* **Your instructions**: Copy the data word for word, keeping every line.
-=-=-
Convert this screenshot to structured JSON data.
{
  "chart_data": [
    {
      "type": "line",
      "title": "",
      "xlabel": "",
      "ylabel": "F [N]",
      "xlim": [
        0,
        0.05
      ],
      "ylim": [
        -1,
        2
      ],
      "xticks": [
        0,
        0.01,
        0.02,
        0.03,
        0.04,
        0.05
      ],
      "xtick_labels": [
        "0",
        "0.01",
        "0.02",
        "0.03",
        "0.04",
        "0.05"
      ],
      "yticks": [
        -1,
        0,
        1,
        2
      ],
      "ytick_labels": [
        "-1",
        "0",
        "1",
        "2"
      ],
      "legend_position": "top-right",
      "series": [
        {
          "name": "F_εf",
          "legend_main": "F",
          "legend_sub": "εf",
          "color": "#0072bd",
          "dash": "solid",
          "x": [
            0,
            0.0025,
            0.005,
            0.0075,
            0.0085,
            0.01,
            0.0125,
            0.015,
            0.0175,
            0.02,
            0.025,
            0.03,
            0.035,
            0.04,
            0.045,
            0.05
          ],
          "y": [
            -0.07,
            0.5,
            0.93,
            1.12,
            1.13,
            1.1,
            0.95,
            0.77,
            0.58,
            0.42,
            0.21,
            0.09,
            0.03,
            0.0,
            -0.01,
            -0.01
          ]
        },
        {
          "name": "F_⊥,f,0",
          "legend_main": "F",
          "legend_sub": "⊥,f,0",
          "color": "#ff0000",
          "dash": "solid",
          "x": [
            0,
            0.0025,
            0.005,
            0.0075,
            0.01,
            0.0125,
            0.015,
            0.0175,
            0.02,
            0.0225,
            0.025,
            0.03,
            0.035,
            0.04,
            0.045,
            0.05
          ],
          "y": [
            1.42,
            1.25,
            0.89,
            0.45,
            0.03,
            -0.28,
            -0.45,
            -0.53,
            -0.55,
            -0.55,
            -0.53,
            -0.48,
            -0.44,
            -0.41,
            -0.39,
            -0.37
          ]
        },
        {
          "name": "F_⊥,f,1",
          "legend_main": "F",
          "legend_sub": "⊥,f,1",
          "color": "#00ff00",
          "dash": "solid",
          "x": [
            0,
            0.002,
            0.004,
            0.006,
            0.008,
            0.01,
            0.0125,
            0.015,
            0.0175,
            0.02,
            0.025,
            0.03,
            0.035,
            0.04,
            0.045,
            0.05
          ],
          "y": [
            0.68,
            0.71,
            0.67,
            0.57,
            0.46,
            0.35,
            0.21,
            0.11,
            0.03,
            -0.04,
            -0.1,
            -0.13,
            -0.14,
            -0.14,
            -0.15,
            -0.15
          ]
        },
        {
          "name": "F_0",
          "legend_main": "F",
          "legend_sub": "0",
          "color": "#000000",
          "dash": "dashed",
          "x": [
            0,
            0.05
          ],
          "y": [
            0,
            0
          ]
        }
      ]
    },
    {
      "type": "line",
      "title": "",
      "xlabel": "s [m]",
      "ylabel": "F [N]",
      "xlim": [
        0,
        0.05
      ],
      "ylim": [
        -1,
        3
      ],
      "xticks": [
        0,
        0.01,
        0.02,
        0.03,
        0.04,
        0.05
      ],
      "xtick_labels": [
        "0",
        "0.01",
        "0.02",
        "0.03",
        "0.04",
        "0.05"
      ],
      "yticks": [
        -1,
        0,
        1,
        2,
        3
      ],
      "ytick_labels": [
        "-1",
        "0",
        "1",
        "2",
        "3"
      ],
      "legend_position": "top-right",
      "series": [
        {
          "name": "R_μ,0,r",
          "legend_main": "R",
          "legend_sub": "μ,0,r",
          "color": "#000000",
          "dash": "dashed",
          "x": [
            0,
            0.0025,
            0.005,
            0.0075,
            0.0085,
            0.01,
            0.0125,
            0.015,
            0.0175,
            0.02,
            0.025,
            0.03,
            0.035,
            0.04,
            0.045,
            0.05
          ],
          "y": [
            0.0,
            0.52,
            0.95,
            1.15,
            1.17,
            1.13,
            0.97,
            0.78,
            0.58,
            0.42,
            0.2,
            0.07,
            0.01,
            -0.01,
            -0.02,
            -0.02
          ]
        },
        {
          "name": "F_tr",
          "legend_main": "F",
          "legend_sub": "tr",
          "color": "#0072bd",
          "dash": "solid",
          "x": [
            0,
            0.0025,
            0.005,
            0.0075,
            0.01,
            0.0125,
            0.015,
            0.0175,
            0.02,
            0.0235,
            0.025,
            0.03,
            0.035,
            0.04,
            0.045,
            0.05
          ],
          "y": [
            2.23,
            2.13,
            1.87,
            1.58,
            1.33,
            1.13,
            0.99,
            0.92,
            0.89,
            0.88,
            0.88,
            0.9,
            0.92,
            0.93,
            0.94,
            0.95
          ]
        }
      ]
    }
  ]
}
-=-=-
* **Exercise output**:
Convert this screenshot to structured JSON data.
{
  "chart_data": [
    {
      "type": "line",
      "title": "",
      "xlabel": "",
      "ylabel": "F [N]",
      "xlim": [
        0,
        0.05
      ],
      "ylim": [
        -1,
        2
      ],
      "xticks": [
        0,
        0.01,
        0.02,
        0.03,
        0.04,
        0.05
      ],
      "xtick_labels": [
        "0",
        "0.01",
        "0.02",
        "0.03",
        "0.04",
        "0.05"
      ],
      "yticks": [
        -1,
        0,
        1,
        2
      ],
      "ytick_labels": [
        "-1",
        "0",
        "1",
        "2"
      ],
      "legend_position": "top-right",
      "series": [
        {
          "name": "F_εf",
          "legend_main": "F",
          "legend_sub": "εf",
          "color": "#0072bd",
          "dash": "solid",
          "x": [
            0,
            0.0025,
            0.005,
            0.0075,
            0.0085,
            0.01,
            0.0125,
            0.015,
            0.0175,
            0.02,
            0.025,
            0.03,
            0.035,
            0.04,
            0.045,
            0.05
          ],
          "y": [
            -0.07,
            0.5,
            0.93,
            1.12,
            1.13,
            1.1,
            0.95,
            0.77,
            0.58,
            0.42,
            0.21,
            0.09,
            0.03,
            0.0,
            -0.01,
            -0.01
          ]
        },
        {
          "name": "F_⊥,f,0",
          "legend_main": "F",
          "legend_sub": "⊥,f,0",
          "color": "#ff0000",
          "dash": "solid",
          "x": [
            0,
            0.0025,
            0.005,
            0.0075,
            0.01,
            0.0125,
            0.015,
            0.0175,
            0.02,
            0.0225,
            0.025,
            0.03,
            0.035,
            0.04,
            0.045,
            0.05
          ],
          "y": [
            1.42,
            1.25,
            0.89,
            0.45,
            0.03,
            -0.28,
            -0.45,
            -0.53,
            -0.55,
            -0.55,
            -0.53,
            -0.48,
            -0.44,
            -0.41,
            -0.39,
            -0.37
          ]
        },
        {
          "name": "F_⊥,f,1",
          "legend_main": "F",
          "legend_sub": "⊥,f,1",
          "color": "#00ff00",
          "dash": "solid",
          "x": [
            0,
            0.002,
            0.004,
            0.006,
            0.008,
            0.01,
            0.0125,
            0.015,
            0.0175,
            0.02,
            0.025,
            0.03,
            0.035,
            0.04,
            0.045,
            0.05
          ],
          "y": [
            0.68,
            0.71,
            0.67,
            0.57,
            0.46,
            0.35,
            0.21,
            0.11,
            0.03,
            -0.04,
            -0.1,
            -0.13,
            -0.14,
            -0.14,
            -0.15,
            -0.15
          ]
        },
        {
          "name": "F_0",
          "legend_main": "F",
          "legend_sub": "0",
          "color": "#000000",
          "dash": "dashed",
          "x": [
            0,
            0.05
          ],
          "y": [
            0,
            0
          ]
        }
      ]
    },
    {
      "type": "line",
      "title": "",
      "xlabel": "s [m]",
      "ylabel": "F [N]",
      "xlim": [
        0,
        0.05
      ],
      "ylim": [
        -1,
        3
      ],
      "xticks": [
        0,
        0.01,
        0.02,
        0.03,
        0.04,
        0.05
      ],
      "xtick_labels": [
        "0",
        "0.01",
        "0.02",
        "0.03",
        "0.04",
        "0.05"
      ],
      "yticks": [
        -1,
        0,
        1,
        2,
        3
      ],
      "ytick_labels": [
        "-1",
        "0",
        "1",
        "2",
        "3"
      ],
      "legend_position": "top-right",
      "series": [
        {
          "name": "R_μ,0,r",
          "legend_main": "R",
          "legend_sub": "μ,0,r",
          "color": "#000000",
          "dash": "dashed",
          "x": [
            0,
            0.0025,
            0.005,
            0.0075,
            0.0085,
            0.01,
            0.0125,
            0.015,
            0.0175,
            0.02,
            0.025,
            0.03,
            0.035,
            0.04,
            0.045,
            0.05
          ],
          "y": [
            0.0,
            0.52,
            0.95,
            1.15,
            1.17,
            1.13,
            0.97,
            0.78,
            0.58,
            0.42,
            0.2,
            0.07,
            0.01,
            -0.01,
            -0.02,
            -0.02
          ]
        },
        {
          "name": "F_tr",
          "legend_main": "F",
          "legend_sub": "tr",
          "color": "#0072bd",
          "dash": "solid",
          "x": [
            0,
            0.0025,
            0.005,
            0.0075,
            0.01,
            0.0125,
            0.015,
            0.0175,
            0.02,
            0.0235,
            0.025,
            0.03,
            0.035,
            0.04,
            0.045,
            0.05
          ],
          "y": [
            2.23,
            2.13,
            1.87,
            1.58,
            1.33,
            1.13,
            0.99,
            0.92,
            0.89,
            0.88,
            0.88,
            0.9,
            0.92,
            0.93,
            0.94,
            0.95
          ]
        }
      ]
    }
  ]
}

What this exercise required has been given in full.